#### COMPITO DA SVOLGERE:
Riscrivi in forma più breve il paragrafo dell'articolo sulla Bugatti che inizia con «A dir la verità ogni singola vettura», mantenendone i fatti principali.

#### BRANO PROPOSTO:
━━━━━━━━━━━━━━━━━━━━━━━━━━━━━━

Da qualche giorno si rumoreggia della futura presentazione di una nuova Bugatti, una one-off probabilmente, al salone di Ginevra. Niente di nuovo fino a qui. Se non fosse per due fatti, per il primo siamo felici, per il secondo meno. Tuttavia per il primo bisognerà attendere la fine dell’articolo, ci scoccia dover trattenere il lettore, ma è funzionale alla narrazione. Perciò aspetterete. Il primo indizio è presto svelato, lo è già stato nel titolo dell’articolo: Bugatti si appresta a presentare una nuova interpretazione della Sacra 57 SC Atlantic.
A dir la verità ogni singola vettura prodotta da quando la nobile azienda è di proprietà del gruppo Volkswagen presenta caratteristiche dell’Atlantic, per esempio presentano sempre una certa crestina atta a ricordare la rivettatura del celebre modello. Più che altro un’increspatura nel cofano, ma comunque una dedica chiara a una delle vetture più iconiche di tutto il patrimonio storico di La Marque. Ma qui non si parla di una dedica, si mormora di una nuova Atlantic.

━━━━━━━━━━━━━━━━━━━━━━━━━━━━━━

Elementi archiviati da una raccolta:

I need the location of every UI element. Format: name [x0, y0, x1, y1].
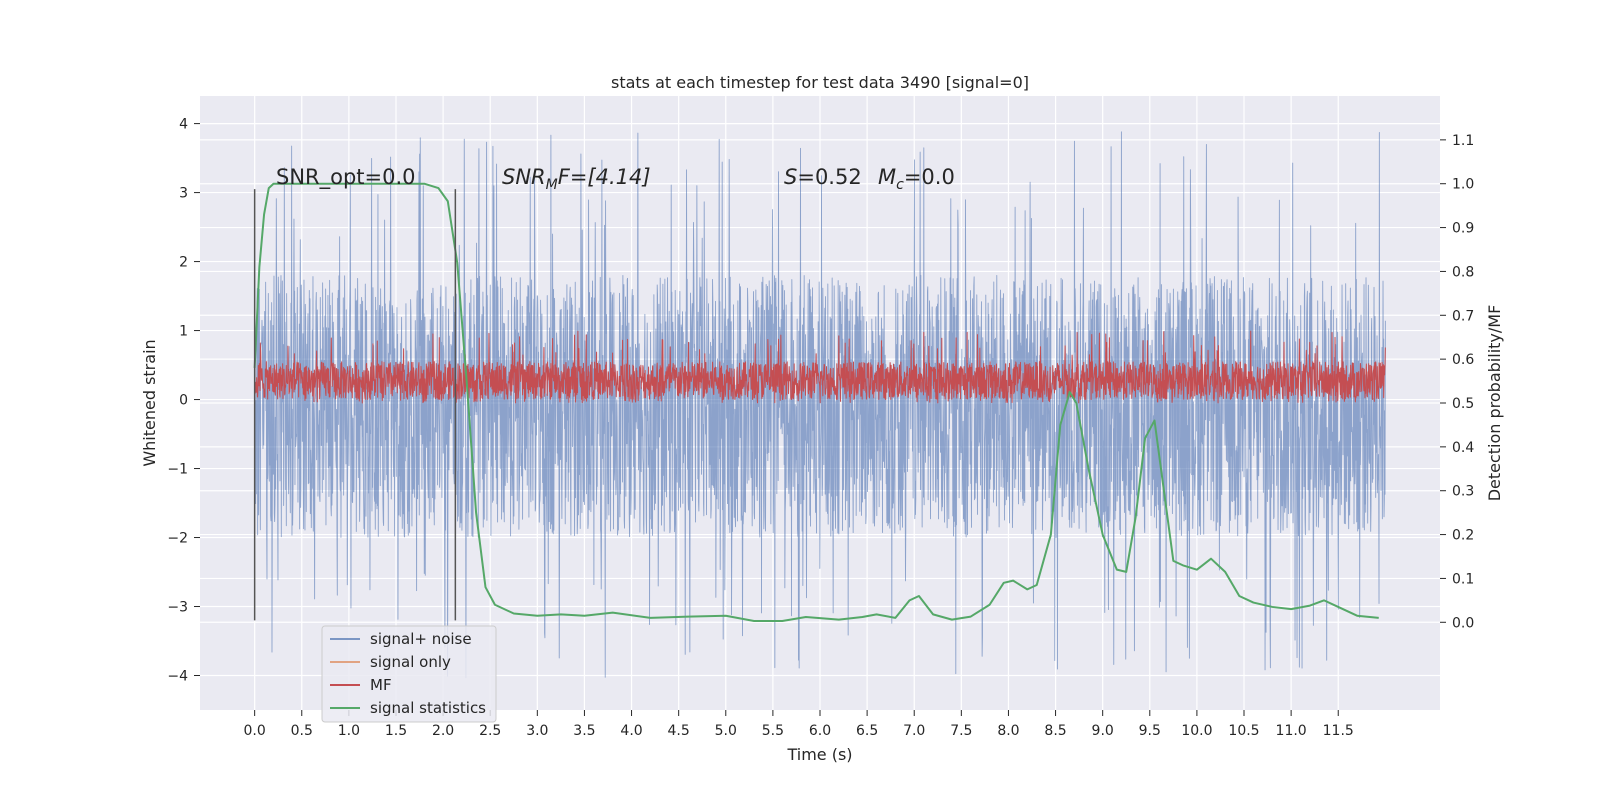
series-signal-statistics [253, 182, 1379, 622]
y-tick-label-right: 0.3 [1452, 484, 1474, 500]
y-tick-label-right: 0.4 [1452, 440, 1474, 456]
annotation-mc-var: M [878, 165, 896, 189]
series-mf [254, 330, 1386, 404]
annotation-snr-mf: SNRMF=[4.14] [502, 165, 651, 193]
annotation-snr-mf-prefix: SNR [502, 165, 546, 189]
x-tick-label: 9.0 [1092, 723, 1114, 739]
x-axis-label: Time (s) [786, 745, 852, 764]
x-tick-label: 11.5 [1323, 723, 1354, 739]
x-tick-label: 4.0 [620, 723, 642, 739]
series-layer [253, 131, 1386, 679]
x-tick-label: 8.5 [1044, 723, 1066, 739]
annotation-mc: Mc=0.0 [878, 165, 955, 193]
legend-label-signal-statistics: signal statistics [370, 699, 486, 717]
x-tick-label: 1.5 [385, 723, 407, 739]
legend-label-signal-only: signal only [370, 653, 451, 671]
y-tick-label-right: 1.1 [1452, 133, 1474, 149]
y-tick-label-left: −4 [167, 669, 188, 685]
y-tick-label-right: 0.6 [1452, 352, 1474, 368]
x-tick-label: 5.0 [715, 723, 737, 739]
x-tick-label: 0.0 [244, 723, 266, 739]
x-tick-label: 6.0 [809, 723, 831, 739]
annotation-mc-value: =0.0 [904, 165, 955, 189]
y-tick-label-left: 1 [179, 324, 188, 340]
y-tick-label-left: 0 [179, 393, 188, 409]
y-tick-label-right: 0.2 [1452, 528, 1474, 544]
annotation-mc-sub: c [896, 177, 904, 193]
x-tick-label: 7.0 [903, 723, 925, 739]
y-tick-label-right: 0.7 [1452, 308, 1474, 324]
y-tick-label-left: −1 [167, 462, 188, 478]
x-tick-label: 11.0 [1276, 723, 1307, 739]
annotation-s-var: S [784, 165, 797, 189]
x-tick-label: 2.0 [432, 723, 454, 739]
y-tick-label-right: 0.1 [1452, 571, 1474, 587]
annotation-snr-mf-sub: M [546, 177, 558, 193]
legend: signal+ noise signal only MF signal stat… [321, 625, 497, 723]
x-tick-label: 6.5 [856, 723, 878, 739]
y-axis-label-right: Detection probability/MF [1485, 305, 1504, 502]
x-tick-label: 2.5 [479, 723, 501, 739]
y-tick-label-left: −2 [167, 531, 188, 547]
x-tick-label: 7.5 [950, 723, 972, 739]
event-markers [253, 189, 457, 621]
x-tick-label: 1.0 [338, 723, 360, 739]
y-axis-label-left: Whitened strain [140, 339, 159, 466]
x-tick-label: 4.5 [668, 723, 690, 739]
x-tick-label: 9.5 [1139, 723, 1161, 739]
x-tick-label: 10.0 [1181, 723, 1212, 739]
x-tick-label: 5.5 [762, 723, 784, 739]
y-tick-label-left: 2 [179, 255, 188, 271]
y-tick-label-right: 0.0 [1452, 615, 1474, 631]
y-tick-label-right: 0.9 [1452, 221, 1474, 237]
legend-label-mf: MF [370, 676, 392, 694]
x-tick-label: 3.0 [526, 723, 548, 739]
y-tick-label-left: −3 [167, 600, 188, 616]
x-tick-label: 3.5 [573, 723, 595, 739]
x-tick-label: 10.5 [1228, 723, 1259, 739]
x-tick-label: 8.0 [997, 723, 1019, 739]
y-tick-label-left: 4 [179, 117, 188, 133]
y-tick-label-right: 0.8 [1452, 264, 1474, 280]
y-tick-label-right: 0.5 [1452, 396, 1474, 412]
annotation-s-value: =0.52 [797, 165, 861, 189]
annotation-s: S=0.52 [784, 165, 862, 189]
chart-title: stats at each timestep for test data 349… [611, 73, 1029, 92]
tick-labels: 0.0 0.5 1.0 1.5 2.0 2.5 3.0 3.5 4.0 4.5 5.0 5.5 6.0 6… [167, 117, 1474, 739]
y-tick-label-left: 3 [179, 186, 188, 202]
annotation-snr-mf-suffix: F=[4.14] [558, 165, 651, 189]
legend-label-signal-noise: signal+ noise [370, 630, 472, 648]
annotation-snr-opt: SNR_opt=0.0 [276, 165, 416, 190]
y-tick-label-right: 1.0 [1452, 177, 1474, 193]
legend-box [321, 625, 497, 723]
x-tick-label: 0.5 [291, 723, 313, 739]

━━━━━━━━━━━━━━━━━━━━━━━━━━━━━━

#### RISPOSTA SCRITTA:
Ogni vettura prodotta da quando Bugatti appartiene al gruppo Volkswagen richiama l'Atlantic, per esempio con una crestina sul cofano che ricorda la rivettatura del celebre modello. È un omaggio chiaro a una delle auto più iconiche della storia del marchio. Questa volta, però, non si parla di un omaggio: si mormora di una nuova Atlantic.